++++ Records to process

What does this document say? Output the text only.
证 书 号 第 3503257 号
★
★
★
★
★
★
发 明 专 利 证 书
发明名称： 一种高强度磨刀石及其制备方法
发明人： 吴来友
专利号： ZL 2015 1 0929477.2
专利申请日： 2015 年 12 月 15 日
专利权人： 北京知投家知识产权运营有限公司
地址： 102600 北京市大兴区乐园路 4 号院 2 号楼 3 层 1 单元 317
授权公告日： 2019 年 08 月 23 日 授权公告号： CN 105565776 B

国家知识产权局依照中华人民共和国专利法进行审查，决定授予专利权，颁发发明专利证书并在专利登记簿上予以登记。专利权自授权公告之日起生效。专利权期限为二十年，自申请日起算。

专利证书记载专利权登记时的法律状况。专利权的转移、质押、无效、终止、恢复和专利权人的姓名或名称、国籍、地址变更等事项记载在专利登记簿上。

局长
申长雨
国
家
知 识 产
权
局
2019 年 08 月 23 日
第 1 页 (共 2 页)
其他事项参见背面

++++++++
++++ Records to process

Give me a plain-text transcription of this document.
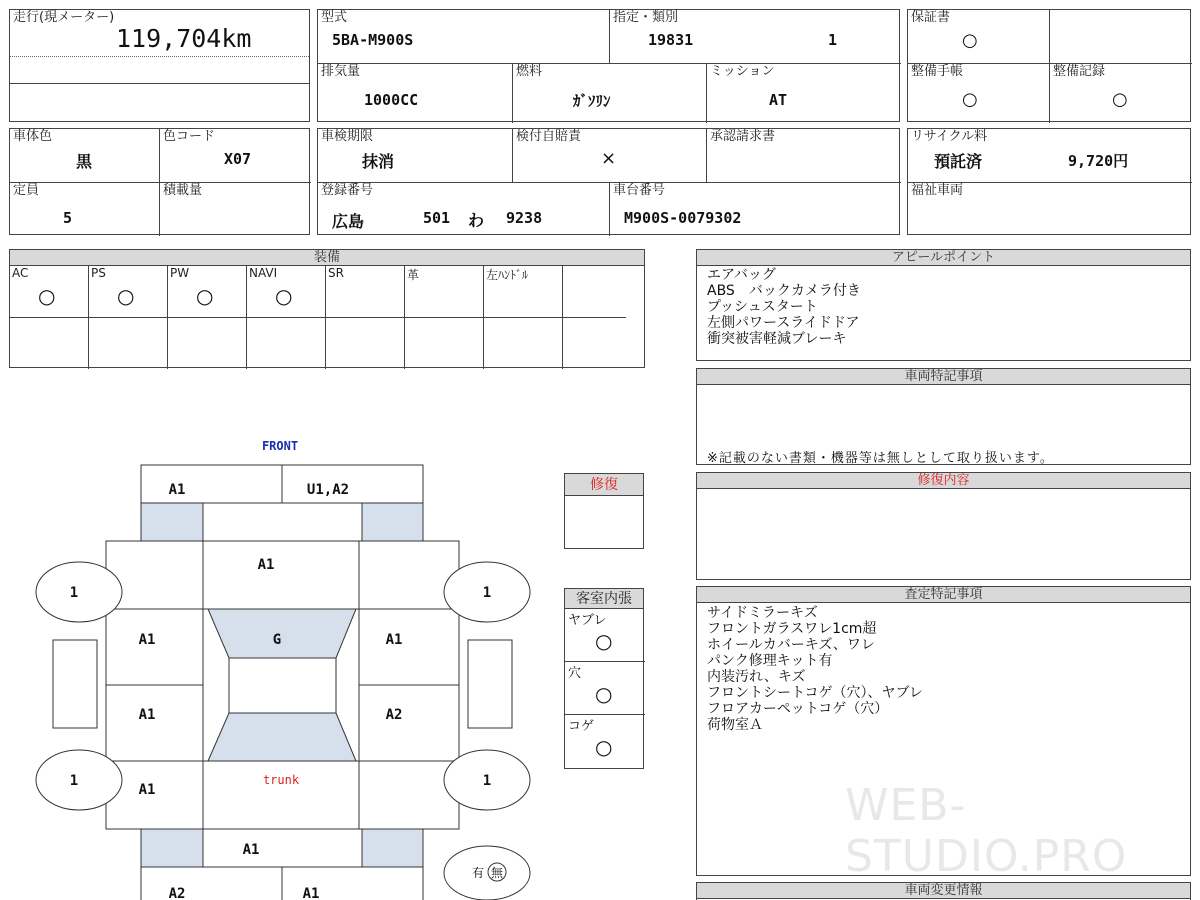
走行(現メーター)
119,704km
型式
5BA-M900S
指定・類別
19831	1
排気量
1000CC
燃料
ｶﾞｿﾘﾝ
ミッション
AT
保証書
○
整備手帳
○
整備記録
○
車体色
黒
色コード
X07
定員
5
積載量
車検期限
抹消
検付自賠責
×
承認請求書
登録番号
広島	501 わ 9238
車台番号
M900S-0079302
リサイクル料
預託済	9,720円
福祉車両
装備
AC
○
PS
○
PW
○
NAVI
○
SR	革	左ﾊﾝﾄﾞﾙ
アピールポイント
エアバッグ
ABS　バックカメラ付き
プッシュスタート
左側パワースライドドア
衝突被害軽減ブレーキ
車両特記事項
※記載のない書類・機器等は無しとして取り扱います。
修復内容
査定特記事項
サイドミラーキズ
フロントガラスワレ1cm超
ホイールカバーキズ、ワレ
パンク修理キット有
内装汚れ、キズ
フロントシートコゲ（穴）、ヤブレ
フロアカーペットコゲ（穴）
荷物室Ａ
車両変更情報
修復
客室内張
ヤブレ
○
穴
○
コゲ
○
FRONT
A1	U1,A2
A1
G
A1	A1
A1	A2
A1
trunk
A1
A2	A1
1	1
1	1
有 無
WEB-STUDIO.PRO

++++++++

Objective: Using the listing above, gather each line that holds the string "document" and copy it.

Exercise response:
What does this document say? Output the text only.
Give me a plain-text transcription of this document.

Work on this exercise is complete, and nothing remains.